— Begin —

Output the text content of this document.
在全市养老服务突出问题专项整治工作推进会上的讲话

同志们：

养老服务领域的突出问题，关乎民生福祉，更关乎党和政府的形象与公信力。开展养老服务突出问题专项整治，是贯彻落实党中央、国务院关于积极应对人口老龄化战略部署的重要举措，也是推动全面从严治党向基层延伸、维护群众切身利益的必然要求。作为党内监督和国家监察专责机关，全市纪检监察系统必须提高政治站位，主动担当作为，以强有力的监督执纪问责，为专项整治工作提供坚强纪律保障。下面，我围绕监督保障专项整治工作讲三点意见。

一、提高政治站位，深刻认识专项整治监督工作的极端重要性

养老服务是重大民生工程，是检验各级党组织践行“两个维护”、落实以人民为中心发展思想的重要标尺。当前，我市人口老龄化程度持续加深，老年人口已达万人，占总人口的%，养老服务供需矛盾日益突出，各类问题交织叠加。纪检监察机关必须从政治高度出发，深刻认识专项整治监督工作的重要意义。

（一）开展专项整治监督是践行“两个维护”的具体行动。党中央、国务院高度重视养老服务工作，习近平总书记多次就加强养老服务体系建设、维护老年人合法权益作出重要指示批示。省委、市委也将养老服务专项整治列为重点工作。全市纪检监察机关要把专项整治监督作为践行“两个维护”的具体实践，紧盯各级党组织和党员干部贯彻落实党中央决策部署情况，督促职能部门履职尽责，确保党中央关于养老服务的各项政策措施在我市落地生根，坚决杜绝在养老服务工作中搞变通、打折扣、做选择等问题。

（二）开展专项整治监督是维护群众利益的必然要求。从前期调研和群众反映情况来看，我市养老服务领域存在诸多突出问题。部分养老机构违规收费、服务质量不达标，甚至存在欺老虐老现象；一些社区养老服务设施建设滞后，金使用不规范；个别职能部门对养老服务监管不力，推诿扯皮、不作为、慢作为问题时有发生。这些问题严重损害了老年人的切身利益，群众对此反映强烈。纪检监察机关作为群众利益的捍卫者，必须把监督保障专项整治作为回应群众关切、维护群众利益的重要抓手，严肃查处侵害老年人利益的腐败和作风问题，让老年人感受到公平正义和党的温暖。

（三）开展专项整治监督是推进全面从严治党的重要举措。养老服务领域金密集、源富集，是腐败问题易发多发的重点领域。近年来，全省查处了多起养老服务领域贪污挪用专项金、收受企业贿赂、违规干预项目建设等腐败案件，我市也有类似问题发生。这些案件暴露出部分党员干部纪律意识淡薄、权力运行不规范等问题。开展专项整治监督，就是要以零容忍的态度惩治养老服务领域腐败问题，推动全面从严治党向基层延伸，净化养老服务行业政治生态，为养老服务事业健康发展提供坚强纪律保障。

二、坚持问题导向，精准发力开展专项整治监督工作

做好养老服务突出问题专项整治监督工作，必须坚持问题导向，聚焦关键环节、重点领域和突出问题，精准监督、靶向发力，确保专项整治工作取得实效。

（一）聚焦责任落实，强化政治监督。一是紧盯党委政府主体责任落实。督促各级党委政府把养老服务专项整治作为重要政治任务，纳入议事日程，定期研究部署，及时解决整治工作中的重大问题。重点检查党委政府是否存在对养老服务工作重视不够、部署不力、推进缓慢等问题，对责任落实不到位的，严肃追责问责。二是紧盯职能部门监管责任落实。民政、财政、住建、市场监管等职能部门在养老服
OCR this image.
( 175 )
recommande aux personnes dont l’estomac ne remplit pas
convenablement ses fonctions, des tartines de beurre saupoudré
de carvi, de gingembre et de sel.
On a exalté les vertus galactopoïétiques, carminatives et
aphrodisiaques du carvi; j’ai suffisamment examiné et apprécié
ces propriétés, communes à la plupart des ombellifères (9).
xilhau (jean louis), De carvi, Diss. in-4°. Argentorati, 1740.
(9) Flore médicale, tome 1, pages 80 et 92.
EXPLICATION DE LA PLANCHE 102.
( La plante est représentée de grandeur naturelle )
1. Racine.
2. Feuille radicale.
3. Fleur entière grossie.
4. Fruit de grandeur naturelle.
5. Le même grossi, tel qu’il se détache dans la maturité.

— End —

• [EXERCISE DETAILS]:
Extract all the material, leaving every line as it is.

• [REPLY]:
Output the text content of this document.
在全市养老服务突出问题专项整治工作推进会上的讲话

同志们：

养老服务领域的突出问题，关乎民生福祉，更关乎党和政府的形象与公信力。开展养老服务突出问题专项整治，是贯彻落实党中央、国务院关于积极应对人口老龄化战略部署的重要举措，也是推动全面从严治党向基层延伸、维护群众切身利益的必然要求。作为党内监督和国家监察专责机关，全市纪检监察系统必须提高政治站位，主动担当作为，以强有力的监督执纪问责，为专项整治工作提供坚强纪律保障。下面，我围绕监督保障专项整治工作讲三点意见。

一、提高政治站位，深刻认识专项整治监督工作的极端重要性

养老服务是重大民生工程，是检验各级党组织践行“两个维护”、落实以人民为中心发展思想的重要标尺。当前，我市人口老龄化程度持续加深，老年人口已达万人，占总人口的%，养老服务供需矛盾日益突出，各类问题交织叠加。纪检监察机关必须从政治高度出发，深刻认识专项整治监督工作的重要意义。

（一）开展专项整治监督是践行“两个维护”的具体行动。党中央、国务院高度重视养老服务工作，习近平总书记多次就加强养老服务体系建设、维护老年人合法权益作出重要指示批示。省委、市委也将养老服务专项整治列为重点工作。全市纪检监察机关要把专项整治监督作为践行“两个维护”的具体实践，紧盯各级党组织和党员干部贯彻落实党中央决策部署情况，督促职能部门履职尽责，确保党中央关于养老服务的各项政策措施在我市落地生根，坚决杜绝在养老服务工作中搞变通、打折扣、做选择等问题。

（二）开展专项整治监督是维护群众利益的必然要求。从前期调研和群众反映情况来看，我市养老服务领域存在诸多突出问题。部分养老机构违规收费、服务质量不达标，甚至存在欺老虐老现象；一些社区养老服务设施建设滞后，金使用不规范；个别职能部门对养老服务监管不力，推诿扯皮、不作为、慢作为问题时有发生。这些问题严重损害了老年人的切身利益，群众对此反映强烈。纪检监察机关作为群众利益的捍卫者，必须把监督保障专项整治作为回应群众关切、维护群众利益的重要抓手，严肃查处侵害老年人利益的腐败和作风问题，让老年人感受到公平正义和党的温暖。

（三）开展专项整治监督是推进全面从严治党的重要举措。养老服务领域金密集、源富集，是腐败问题易发多发的重点领域。近年来，全省查处了多起养老服务领域贪污挪用专项金、收受企业贿赂、违规干预项目建设等腐败案件，我市也有类似问题发生。这些案件暴露出部分党员干部纪律意识淡薄、权力运行不规范等问题。开展专项整治监督，就是要以零容忍的态度惩治养老服务领域腐败问题，推动全面从严治党向基层延伸，净化养老服务行业政治生态，为养老服务事业健康发展提供坚强纪律保障。

二、坚持问题导向，精准发力开展专项整治监督工作

做好养老服务突出问题专项整治监督工作，必须坚持问题导向，聚焦关键环节、重点领域和突出问题，精准监督、靶向发力，确保专项整治工作取得实效。

（一）聚焦责任落实，强化政治监督。一是紧盯党委政府主体责任落实。督促各级党委政府把养老服务专项整治作为重要政治任务，纳入议事日程，定期研究部署，及时解决整治工作中的重大问题。重点检查党委政府是否存在对养老服务工作重视不够、部署不力、推进缓慢等问题，对责任落实不到位的，严肃追责问责。二是紧盯职能部门监管责任落实。民政、财政、住建、市场监管等职能部门在养老服
OCR this image.
( 175 )
recommande aux personnes dont l’estomac ne remplit pas
convenablement ses fonctions, des tartines de beurre saupoudré
de carvi, de gingembre et de sel.
On a exalté les vertus galactopoïétiques, carminatives et
aphrodisiaques du carvi; j’ai suffisamment examiné et apprécié
ces propriétés, communes à la plupart des ombellifères (9).
xilhau (jean louis), De carvi, Diss. in-4°. Argentorati, 1740.
(9) Flore médicale, tome 1, pages 80 et 92.
EXPLICATION DE LA PLANCHE 102.
( La plante est représentée de grandeur naturelle )
1. Racine.
2. Feuille radicale.
3. Fleur entière grossie.
4. Fruit de grandeur naturelle.
5. Le même grossi, tel qu’il se détache dans la maturité.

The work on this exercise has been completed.